▸ **EXERCISE PROMPT**: Find the number of lines containing the string "name" in the data. Answer with the number by itself.

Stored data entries
---+---
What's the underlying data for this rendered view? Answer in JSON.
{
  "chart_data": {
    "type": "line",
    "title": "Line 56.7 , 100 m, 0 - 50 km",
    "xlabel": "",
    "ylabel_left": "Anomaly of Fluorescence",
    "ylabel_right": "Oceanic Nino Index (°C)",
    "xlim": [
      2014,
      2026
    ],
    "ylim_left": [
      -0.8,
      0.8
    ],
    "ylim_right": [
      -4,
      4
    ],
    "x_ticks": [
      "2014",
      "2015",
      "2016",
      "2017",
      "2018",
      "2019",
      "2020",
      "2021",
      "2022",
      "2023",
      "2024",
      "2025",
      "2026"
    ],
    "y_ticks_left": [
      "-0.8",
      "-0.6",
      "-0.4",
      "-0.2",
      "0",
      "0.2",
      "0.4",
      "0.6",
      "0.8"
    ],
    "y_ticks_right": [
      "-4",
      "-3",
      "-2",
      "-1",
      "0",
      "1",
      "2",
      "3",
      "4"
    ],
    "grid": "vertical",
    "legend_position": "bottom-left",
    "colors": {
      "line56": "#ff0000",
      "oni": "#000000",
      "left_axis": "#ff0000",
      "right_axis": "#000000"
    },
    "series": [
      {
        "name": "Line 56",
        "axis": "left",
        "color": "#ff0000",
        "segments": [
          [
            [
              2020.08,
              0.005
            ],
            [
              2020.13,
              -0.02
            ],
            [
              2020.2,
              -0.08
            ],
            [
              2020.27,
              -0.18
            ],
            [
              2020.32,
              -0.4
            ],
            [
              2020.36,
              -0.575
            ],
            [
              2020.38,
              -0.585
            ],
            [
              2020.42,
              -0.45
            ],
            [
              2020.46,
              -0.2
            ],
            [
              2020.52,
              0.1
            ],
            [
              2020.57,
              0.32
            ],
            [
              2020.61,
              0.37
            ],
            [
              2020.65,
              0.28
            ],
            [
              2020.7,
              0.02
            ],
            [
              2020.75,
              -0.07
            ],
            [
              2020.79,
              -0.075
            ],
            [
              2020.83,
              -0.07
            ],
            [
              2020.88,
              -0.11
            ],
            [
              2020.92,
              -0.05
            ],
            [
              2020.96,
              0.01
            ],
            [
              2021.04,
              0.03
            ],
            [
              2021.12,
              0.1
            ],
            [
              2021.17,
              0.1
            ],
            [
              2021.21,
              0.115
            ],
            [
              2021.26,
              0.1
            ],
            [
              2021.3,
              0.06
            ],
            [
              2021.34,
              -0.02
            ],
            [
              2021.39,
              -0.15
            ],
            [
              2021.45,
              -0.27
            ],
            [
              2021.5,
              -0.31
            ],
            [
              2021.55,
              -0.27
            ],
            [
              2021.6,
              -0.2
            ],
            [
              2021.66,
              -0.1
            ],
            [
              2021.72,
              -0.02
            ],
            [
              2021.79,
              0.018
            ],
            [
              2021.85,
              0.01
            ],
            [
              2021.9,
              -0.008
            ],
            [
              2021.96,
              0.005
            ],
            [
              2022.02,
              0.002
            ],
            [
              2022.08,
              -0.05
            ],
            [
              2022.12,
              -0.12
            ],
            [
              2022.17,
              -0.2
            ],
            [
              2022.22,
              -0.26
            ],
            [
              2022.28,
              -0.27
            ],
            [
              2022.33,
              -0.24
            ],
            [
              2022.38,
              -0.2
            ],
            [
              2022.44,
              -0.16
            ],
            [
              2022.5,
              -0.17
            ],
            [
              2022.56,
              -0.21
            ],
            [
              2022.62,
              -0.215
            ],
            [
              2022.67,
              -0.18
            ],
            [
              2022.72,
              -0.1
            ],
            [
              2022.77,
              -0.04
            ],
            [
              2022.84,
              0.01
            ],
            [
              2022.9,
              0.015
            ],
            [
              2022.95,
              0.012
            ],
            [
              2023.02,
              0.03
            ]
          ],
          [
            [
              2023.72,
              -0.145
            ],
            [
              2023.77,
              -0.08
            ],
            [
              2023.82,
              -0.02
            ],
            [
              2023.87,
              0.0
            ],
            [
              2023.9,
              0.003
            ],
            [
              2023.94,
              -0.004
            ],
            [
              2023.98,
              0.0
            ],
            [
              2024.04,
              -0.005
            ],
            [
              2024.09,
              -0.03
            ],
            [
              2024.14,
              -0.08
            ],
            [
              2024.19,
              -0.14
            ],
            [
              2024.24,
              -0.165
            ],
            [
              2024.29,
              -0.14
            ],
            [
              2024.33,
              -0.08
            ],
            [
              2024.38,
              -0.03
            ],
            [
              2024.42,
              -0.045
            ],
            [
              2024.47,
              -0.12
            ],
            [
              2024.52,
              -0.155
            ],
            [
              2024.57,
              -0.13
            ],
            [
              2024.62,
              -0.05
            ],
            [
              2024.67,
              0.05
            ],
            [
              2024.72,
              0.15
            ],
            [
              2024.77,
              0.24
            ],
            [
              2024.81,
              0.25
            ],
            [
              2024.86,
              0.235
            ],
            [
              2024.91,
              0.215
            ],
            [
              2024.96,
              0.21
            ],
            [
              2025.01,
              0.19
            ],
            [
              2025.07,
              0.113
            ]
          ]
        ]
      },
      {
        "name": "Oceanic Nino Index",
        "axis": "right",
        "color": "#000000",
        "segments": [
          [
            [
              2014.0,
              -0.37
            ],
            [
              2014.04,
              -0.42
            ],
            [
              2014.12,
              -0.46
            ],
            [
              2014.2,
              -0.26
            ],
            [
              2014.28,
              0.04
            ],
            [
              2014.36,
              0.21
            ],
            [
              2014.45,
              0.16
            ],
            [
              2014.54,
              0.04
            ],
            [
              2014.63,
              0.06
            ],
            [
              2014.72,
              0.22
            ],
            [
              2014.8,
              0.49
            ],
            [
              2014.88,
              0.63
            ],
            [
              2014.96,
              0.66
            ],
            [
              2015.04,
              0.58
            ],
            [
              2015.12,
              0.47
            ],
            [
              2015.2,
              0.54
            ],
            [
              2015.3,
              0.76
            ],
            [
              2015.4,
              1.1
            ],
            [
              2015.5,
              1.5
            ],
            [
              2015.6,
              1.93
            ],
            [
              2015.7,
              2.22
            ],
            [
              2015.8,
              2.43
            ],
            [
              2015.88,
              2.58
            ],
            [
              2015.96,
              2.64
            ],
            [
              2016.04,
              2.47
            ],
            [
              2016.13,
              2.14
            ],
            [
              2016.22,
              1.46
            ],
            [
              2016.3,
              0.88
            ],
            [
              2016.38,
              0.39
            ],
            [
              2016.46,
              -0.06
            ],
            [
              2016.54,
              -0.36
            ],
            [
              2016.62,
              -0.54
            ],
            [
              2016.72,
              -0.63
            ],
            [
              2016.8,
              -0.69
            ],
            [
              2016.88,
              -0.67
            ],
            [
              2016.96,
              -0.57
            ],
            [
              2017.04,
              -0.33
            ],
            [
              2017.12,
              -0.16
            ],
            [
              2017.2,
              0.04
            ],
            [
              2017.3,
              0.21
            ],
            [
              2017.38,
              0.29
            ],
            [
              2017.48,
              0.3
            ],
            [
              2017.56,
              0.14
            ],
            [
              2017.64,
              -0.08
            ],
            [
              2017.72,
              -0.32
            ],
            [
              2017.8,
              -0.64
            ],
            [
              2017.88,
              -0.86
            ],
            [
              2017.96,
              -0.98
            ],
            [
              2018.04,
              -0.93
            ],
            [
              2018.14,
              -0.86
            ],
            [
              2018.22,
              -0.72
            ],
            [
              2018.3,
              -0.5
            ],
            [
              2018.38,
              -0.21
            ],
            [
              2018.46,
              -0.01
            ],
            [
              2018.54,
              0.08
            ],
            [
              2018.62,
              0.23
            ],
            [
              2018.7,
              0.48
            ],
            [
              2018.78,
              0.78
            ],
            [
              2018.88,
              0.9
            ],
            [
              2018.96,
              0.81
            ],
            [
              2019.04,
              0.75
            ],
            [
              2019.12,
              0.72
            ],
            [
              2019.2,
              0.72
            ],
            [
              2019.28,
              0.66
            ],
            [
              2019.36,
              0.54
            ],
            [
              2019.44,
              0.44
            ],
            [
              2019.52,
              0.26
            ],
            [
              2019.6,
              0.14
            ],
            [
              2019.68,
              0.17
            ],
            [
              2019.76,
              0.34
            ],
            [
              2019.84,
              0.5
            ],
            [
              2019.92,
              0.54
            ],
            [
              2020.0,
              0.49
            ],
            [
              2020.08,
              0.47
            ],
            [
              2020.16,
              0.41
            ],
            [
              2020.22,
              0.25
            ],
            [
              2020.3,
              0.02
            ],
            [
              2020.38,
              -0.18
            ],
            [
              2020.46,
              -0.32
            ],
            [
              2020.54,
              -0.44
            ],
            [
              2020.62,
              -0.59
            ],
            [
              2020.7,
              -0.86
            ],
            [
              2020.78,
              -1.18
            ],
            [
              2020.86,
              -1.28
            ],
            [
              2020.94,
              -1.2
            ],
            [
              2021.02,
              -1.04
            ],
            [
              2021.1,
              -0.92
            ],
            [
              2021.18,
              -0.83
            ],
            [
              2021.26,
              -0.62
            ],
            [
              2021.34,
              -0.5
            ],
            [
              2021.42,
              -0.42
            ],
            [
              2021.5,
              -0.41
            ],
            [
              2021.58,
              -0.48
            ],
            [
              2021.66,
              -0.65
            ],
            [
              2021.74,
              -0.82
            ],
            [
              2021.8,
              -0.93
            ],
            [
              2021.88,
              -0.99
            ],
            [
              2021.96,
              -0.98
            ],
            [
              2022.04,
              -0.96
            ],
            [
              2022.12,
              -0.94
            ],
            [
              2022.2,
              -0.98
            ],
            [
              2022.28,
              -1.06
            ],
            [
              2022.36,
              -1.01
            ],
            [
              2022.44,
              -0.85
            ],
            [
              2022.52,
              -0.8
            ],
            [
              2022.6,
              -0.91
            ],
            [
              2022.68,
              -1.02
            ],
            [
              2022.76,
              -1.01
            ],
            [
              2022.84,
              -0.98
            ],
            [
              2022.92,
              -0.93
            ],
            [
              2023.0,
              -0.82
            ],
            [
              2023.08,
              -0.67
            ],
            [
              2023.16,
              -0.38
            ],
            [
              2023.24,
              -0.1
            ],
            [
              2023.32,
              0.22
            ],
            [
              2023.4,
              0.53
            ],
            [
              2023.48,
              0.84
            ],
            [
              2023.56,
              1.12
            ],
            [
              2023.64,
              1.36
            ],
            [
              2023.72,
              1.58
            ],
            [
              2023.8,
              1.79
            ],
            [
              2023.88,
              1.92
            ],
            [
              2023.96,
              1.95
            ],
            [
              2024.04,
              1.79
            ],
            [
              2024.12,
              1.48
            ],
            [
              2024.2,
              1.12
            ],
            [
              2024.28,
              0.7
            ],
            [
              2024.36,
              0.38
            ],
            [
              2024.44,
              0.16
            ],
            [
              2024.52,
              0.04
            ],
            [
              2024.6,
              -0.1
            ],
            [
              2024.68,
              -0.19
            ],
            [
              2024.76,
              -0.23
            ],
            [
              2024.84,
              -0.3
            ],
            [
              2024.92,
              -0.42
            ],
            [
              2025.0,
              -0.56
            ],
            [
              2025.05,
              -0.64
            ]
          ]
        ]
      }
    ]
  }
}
---+---
▸ **TASK SOLUTION**: 2